## Task statement
Look through the listing below and give the number of lines that hold "this". Say nothing more.

## Figure collection entries
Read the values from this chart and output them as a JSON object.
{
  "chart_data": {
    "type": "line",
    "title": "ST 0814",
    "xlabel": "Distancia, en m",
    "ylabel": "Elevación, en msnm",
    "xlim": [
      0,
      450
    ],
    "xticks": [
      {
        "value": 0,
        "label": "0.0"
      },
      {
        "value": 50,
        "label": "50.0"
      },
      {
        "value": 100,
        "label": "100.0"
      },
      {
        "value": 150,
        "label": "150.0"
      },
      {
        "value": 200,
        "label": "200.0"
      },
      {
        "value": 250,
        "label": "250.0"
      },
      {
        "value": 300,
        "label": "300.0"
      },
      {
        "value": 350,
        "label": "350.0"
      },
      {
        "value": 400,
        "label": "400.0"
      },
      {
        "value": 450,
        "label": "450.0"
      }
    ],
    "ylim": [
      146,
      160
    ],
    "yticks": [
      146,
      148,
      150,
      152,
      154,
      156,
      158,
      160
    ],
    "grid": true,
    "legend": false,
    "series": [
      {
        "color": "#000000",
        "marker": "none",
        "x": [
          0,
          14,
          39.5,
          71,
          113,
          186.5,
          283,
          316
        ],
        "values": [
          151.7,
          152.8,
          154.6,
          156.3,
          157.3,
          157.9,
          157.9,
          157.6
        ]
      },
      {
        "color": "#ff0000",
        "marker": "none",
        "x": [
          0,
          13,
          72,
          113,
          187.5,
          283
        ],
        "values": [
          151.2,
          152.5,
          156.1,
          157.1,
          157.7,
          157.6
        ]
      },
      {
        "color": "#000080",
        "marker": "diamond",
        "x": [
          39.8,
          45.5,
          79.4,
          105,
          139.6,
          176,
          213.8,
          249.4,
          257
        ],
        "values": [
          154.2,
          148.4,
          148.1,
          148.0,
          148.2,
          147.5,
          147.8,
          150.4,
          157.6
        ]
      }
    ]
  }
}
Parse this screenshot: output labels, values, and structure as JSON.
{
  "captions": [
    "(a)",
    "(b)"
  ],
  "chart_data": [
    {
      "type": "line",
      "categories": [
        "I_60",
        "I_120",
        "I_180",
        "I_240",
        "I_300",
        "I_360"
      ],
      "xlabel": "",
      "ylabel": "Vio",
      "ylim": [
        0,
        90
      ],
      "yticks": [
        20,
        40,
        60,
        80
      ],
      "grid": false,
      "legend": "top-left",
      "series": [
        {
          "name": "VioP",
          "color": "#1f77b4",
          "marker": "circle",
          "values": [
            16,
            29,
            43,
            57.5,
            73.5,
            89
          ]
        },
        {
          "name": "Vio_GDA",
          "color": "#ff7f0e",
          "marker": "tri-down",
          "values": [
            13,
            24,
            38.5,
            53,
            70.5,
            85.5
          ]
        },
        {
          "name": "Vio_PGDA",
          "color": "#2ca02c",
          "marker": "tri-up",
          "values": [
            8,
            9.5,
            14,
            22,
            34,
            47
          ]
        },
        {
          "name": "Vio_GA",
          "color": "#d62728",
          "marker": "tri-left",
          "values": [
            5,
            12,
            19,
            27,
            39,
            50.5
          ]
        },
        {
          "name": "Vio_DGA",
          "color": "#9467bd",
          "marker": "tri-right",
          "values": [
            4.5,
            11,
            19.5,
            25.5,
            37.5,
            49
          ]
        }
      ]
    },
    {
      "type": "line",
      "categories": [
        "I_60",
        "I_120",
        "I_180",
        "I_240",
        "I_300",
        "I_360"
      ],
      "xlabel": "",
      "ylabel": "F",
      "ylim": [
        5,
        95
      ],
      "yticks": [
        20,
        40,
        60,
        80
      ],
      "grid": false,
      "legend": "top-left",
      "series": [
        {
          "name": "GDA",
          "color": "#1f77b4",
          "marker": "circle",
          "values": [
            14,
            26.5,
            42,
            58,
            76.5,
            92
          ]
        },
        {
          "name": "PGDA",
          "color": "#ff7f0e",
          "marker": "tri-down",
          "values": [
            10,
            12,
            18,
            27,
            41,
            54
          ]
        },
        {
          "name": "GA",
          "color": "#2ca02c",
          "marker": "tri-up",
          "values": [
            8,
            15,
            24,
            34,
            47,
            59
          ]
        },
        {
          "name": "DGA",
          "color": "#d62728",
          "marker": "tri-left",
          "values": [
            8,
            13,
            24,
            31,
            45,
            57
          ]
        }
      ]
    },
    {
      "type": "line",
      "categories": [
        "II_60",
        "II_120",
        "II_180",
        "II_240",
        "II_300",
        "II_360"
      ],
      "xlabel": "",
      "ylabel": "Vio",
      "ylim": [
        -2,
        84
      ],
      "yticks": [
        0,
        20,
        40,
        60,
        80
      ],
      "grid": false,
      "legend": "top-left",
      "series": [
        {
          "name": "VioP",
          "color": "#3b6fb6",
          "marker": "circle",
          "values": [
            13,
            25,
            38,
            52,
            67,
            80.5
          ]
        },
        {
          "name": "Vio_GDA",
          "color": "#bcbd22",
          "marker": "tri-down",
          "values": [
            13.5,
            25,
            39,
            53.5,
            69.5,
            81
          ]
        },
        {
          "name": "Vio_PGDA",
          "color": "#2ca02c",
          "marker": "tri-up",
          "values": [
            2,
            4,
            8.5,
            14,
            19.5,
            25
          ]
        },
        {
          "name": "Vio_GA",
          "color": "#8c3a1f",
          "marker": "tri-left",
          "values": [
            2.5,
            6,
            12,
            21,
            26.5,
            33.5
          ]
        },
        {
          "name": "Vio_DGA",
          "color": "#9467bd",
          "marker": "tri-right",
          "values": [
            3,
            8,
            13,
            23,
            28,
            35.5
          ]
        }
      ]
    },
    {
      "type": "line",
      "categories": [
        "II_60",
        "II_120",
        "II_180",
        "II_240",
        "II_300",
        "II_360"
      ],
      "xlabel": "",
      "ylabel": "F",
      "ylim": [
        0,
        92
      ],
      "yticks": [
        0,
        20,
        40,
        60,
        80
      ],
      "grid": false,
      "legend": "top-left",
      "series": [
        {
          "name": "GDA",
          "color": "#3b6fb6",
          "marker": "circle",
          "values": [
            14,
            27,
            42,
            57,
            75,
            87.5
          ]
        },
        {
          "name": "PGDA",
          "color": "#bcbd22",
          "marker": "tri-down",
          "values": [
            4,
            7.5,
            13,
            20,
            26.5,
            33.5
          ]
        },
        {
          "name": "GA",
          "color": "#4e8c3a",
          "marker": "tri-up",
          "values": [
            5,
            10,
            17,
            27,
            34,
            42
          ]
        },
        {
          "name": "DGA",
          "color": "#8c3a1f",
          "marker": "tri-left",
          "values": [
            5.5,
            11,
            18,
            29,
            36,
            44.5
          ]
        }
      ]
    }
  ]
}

## Problem solution
2